**THE REQUEST:** Would you set down every entry shown below, precisely as written?

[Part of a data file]
▬▬▬▬▬▬

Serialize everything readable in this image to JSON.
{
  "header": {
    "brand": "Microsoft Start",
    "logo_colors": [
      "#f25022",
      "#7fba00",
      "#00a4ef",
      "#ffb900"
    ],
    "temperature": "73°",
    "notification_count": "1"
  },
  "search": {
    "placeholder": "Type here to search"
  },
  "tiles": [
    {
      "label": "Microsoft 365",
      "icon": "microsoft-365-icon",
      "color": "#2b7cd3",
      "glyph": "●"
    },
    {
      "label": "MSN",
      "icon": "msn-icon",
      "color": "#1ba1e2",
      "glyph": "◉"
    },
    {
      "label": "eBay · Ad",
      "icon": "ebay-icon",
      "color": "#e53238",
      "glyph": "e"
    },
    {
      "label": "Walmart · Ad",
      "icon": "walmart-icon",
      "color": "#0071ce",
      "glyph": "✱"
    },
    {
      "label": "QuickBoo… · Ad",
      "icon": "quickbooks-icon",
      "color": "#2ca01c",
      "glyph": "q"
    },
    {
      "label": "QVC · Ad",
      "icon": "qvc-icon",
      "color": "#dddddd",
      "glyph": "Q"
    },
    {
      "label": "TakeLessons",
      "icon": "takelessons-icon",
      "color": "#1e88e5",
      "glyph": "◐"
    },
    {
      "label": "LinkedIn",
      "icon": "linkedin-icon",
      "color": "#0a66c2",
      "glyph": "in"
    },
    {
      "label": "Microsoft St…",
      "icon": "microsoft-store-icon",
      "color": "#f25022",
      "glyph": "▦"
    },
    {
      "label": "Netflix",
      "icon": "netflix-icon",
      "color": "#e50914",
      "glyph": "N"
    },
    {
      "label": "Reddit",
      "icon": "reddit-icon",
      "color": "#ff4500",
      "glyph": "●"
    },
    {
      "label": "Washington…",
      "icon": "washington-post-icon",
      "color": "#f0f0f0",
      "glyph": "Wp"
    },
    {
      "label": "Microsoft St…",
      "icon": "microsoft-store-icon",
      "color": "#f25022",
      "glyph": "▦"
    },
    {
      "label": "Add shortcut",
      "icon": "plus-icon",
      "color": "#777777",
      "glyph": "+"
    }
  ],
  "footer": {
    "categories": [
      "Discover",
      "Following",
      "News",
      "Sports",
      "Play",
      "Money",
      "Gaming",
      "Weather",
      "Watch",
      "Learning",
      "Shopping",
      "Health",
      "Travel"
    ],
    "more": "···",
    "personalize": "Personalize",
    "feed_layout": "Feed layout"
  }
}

▬▬▬▬▬▬

**FINISHED EXERCISE:**
Serialize everything readable in this image to JSON.
{
  "header": {
    "brand": "Microsoft Start",
    "logo_colors": [
      "#f25022",
      "#7fba00",
      "#00a4ef",
      "#ffb900"
    ],
    "temperature": "73°",
    "notification_count": "1"
  },
  "search": {
    "placeholder": "Type here to search"
  },
  "tiles": [
    {
      "label": "Microsoft 365",
      "icon": "microsoft-365-icon",
      "color": "#2b7cd3",
      "glyph": "●"
    },
    {
      "label": "MSN",
      "icon": "msn-icon",
      "color": "#1ba1e2",
      "glyph": "◉"
    },
    {
      "label": "eBay · Ad",
      "icon": "ebay-icon",
      "color": "#e53238",
      "glyph": "e"
    },
    {
      "label": "Walmart · Ad",
      "icon": "walmart-icon",
      "color": "#0071ce",
      "glyph": "✱"
    },
    {
      "label": "QuickBoo… · Ad",
      "icon": "quickbooks-icon",
      "color": "#2ca01c",
      "glyph": "q"
    },
    {
      "label": "QVC · Ad",
      "icon": "qvc-icon",
      "color": "#dddddd",
      "glyph": "Q"
    },
    {
      "label": "TakeLessons",
      "icon": "takelessons-icon",
      "color": "#1e88e5",
      "glyph": "◐"
    },
    {
      "label": "LinkedIn",
      "icon": "linkedin-icon",
      "color": "#0a66c2",
      "glyph": "in"
    },
    {
      "label": "Microsoft St…",
      "icon": "microsoft-store-icon",
      "color": "#f25022",
      "glyph": "▦"
    },
    {
      "label": "Netflix",
      "icon": "netflix-icon",
      "color": "#e50914",
      "glyph": "N"
    },
    {
      "label": "Reddit",
      "icon": "reddit-icon",
      "color": "#ff4500",
      "glyph": "●"
    },
    {
      "label": "Washington…",
      "icon": "washington-post-icon",
      "color": "#f0f0f0",
      "glyph": "Wp"
    },
    {
      "label": "Microsoft St…",
      "icon": "microsoft-store-icon",
      "color": "#f25022",
      "glyph": "▦"
    },
    {
      "label": "Add shortcut",
      "icon": "plus-icon",
      "color": "#777777",
      "glyph": "+"
    }
  ],
  "footer": {
    "categories": [
      "Discover",
      "Following",
      "News",
      "Sports",
      "Play",
      "Money",
      "Gaming",
      "Weather",
      "Watch",
      "Learning",
      "Shopping",
      "Health",
      "Travel"
    ],
    "more": "···",
    "personalize": "Personalize",
    "feed_layout": "Feed layout"
  }
}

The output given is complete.